** AIM OF THE EXERCISE **
In the records below, pick out all lines containing the word "Number".

** LISTED RECORDS **
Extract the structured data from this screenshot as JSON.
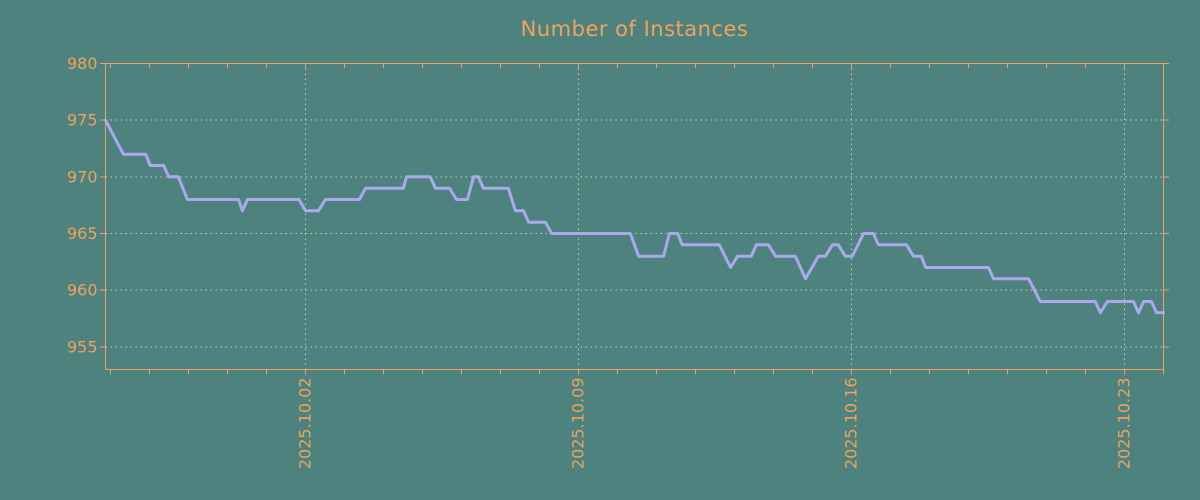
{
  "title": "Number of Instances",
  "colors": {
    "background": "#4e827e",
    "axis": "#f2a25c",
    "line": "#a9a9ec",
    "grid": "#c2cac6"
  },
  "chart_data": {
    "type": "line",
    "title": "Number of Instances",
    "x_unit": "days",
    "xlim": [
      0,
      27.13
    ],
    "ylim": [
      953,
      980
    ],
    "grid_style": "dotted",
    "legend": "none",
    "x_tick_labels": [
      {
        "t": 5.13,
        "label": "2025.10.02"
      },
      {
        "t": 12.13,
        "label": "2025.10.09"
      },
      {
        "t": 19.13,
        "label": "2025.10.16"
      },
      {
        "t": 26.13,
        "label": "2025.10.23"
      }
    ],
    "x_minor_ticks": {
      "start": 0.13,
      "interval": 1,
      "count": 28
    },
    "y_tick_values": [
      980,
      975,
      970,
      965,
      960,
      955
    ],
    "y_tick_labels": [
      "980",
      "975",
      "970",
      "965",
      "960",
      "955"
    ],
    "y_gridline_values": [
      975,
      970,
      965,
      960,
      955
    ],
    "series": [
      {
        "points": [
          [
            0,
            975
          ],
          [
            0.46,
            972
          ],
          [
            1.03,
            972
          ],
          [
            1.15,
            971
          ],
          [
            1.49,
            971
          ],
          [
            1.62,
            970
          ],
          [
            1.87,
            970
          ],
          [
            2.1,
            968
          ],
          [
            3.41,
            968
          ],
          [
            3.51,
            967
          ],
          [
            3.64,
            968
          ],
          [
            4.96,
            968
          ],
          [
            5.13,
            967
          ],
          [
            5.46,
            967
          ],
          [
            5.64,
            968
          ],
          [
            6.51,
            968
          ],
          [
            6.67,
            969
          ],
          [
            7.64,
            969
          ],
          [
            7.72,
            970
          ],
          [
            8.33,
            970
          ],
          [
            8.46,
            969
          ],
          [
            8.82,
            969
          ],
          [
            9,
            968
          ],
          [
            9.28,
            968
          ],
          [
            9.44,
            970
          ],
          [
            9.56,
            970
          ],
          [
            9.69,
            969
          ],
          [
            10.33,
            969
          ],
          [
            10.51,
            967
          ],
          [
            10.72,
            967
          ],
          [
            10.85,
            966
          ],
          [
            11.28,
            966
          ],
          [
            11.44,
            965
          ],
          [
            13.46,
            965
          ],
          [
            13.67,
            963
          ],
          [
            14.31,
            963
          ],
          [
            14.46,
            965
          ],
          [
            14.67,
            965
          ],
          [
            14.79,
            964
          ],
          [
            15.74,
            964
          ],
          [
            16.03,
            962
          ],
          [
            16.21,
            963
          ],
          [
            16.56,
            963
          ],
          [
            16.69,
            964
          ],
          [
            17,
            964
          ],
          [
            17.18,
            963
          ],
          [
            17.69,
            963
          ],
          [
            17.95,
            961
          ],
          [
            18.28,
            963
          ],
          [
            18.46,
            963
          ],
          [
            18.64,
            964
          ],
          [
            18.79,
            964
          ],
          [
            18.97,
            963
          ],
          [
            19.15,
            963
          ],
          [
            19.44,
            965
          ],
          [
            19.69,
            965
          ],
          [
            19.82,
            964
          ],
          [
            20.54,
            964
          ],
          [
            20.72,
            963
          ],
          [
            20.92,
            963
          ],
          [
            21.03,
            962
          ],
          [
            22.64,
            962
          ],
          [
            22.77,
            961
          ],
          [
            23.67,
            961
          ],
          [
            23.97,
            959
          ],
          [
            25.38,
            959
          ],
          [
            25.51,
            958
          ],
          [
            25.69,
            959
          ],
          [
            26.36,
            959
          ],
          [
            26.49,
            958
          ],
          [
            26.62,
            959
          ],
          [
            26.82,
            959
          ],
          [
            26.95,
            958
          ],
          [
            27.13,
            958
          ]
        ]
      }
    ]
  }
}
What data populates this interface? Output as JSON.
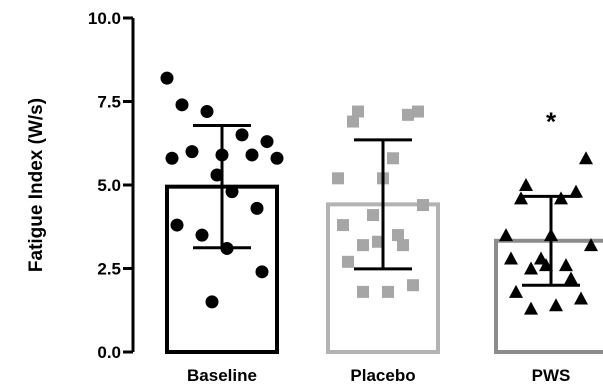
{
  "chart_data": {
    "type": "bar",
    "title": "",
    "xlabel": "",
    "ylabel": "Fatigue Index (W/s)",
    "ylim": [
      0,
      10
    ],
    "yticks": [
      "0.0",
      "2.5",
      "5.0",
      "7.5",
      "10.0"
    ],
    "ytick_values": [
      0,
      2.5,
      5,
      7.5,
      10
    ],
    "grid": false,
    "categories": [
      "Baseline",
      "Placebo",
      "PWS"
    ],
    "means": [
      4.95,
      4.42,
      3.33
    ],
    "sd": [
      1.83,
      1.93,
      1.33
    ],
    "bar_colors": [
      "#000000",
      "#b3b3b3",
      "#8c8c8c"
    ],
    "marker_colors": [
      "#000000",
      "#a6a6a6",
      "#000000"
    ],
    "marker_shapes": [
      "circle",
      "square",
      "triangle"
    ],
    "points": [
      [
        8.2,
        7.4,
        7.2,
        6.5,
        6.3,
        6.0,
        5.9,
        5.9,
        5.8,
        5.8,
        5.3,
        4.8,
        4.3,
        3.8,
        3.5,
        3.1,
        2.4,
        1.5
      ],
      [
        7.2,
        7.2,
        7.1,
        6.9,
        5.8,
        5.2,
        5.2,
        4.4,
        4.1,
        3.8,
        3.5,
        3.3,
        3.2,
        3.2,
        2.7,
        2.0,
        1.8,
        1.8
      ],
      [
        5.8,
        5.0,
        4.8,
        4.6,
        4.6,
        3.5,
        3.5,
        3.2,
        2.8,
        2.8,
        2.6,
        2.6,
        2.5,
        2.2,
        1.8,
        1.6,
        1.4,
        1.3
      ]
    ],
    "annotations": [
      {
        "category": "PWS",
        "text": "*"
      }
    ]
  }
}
...
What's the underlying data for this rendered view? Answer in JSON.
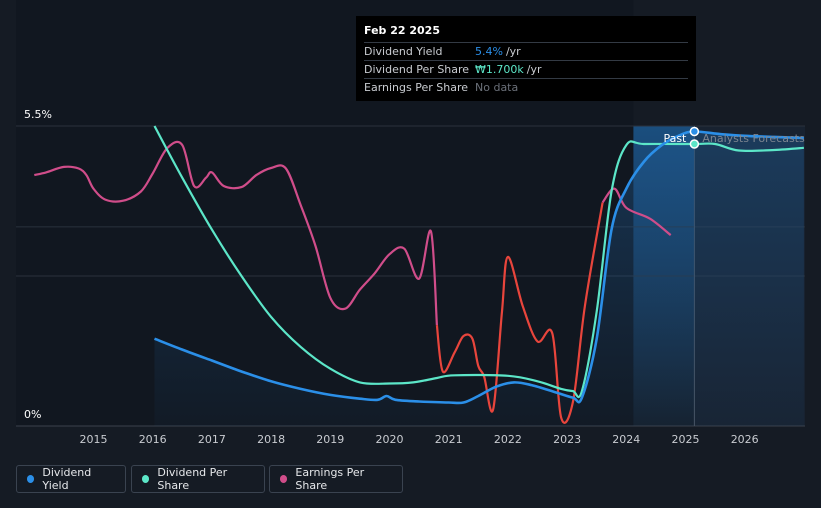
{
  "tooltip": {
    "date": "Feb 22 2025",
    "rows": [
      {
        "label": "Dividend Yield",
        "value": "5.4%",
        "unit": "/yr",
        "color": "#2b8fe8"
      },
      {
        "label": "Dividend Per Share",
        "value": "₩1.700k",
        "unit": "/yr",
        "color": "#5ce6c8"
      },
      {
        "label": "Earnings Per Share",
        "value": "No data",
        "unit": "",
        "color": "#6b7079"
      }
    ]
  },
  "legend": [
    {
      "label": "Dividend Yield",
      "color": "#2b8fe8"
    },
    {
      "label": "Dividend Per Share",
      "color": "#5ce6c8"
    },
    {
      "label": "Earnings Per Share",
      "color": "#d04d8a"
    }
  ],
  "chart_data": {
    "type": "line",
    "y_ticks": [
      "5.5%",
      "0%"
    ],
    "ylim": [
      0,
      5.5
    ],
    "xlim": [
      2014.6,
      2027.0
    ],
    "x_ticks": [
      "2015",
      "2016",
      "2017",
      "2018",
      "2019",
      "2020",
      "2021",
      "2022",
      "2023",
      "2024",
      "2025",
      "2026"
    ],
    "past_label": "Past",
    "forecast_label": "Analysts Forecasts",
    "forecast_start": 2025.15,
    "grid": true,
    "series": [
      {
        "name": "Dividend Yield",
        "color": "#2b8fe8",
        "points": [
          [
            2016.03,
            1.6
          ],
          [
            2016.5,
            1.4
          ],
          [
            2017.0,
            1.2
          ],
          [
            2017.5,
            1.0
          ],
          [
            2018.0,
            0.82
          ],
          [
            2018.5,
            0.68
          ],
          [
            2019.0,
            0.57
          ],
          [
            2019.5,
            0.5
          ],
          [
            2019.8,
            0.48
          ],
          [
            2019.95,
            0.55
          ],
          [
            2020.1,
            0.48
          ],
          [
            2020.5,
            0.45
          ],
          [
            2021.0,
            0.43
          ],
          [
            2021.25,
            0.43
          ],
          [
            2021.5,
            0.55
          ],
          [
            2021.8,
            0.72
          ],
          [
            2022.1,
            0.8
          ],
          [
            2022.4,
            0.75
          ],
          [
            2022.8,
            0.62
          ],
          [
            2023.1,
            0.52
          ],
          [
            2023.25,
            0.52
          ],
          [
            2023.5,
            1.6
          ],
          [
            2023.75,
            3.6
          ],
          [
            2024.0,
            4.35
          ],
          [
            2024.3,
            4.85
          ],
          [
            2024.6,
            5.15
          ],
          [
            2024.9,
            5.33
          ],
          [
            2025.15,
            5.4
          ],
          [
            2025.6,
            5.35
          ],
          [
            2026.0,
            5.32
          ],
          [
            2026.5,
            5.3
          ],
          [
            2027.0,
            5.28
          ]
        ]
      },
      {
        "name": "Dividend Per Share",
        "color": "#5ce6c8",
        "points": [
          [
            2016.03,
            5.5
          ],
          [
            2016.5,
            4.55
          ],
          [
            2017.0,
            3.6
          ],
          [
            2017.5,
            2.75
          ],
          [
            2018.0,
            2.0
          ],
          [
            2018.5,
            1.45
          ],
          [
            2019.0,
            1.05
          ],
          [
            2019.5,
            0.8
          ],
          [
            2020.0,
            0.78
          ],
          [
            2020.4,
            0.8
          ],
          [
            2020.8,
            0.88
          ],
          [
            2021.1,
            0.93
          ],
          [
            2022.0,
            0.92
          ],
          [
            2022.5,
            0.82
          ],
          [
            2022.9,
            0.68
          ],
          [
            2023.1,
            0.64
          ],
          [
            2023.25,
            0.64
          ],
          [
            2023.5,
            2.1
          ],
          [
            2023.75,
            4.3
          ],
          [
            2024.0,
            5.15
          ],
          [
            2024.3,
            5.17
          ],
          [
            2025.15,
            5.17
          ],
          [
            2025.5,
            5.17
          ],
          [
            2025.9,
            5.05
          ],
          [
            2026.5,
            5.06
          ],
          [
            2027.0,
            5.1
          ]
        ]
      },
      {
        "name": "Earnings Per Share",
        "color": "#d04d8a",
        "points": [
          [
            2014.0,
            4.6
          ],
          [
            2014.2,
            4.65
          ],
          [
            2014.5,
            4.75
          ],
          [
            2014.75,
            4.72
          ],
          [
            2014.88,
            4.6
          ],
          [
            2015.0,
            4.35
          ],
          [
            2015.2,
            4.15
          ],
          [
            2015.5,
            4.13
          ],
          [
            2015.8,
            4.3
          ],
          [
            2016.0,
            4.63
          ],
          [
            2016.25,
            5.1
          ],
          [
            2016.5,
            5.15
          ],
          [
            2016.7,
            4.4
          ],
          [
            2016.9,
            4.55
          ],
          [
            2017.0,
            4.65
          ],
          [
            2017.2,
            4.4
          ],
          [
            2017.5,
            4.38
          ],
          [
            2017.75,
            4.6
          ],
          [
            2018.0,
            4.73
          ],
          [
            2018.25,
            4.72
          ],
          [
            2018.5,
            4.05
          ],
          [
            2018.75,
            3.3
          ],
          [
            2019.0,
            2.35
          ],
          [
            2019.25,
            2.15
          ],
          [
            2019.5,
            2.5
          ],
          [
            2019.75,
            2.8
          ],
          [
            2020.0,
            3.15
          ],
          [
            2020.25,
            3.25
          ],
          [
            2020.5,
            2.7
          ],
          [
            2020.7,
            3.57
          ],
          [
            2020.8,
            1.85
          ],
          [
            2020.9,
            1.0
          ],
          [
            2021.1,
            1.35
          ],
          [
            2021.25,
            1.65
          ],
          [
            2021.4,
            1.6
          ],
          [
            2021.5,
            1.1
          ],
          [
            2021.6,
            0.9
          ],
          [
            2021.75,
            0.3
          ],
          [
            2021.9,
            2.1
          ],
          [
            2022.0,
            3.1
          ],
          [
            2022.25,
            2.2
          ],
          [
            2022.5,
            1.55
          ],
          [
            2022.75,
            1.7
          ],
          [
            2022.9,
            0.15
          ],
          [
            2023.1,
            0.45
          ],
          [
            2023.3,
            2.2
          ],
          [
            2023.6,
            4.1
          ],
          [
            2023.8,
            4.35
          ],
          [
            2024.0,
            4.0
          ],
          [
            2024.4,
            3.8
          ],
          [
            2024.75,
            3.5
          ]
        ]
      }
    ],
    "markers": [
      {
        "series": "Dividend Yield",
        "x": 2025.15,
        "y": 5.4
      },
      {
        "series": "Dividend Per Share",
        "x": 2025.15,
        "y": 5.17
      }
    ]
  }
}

** PROBLEM SOLUTION **
  "title": "Number of Instances",
    "title": "Number of Instances",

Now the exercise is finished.